# [To do]
Repeat every record below exactly, but leave out any pictures.

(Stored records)
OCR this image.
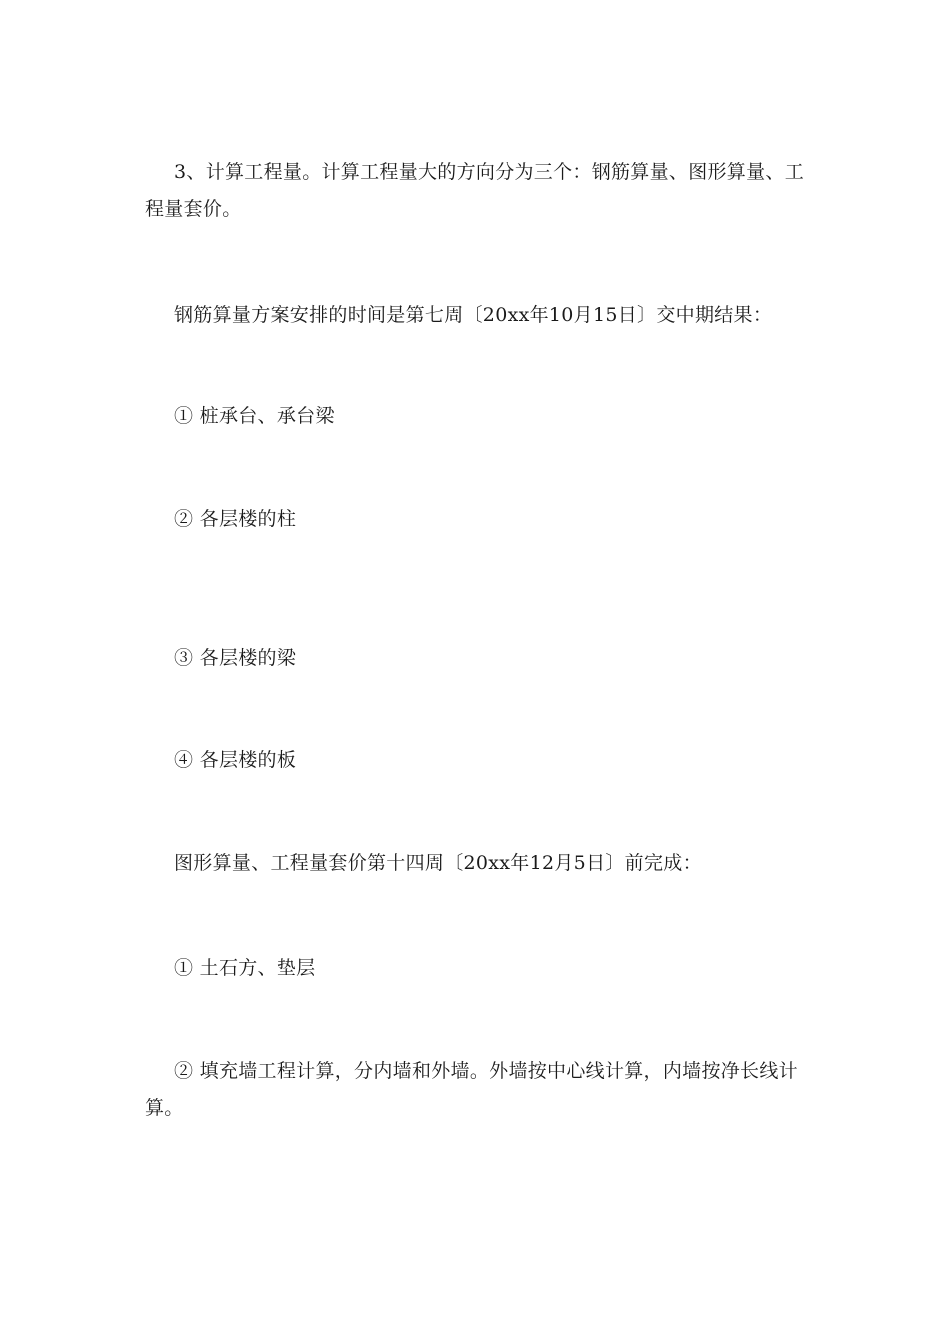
3、计算工程量。计算工程量大的方向分为三个：钢筋算量、图形算量、工程量套价。

钢筋算量方案安排的时间是第七周〔20xx年10月15日〕交中期结果：

① 桩承台、承台梁

② 各层楼的柱

③ 各层楼的梁

④ 各层楼的板

图形算量、工程量套价第十四周〔20xx年12月5日〕前完成：

① 土石方、垫层

② 填充墙工程计算，分内墙和外墙。外墙按中心线计算，内墙按净长线计算。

# [Finished answer]
OCR this image.
3、计算工程量。计算工程量大的方向分为三个：钢筋算量、图形算量、工程量套价。

钢筋算量方案安排的时间是第七周〔20xx年10月15日〕交中期结果：

① 桩承台、承台梁

② 各层楼的柱

③ 各层楼的梁

④ 各层楼的板

图形算量、工程量套价第十四周〔20xx年12月5日〕前完成：

① 土石方、垫层

② 填充墙工程计算，分内墙和外墙。外墙按中心线计算，内墙按净长线计算。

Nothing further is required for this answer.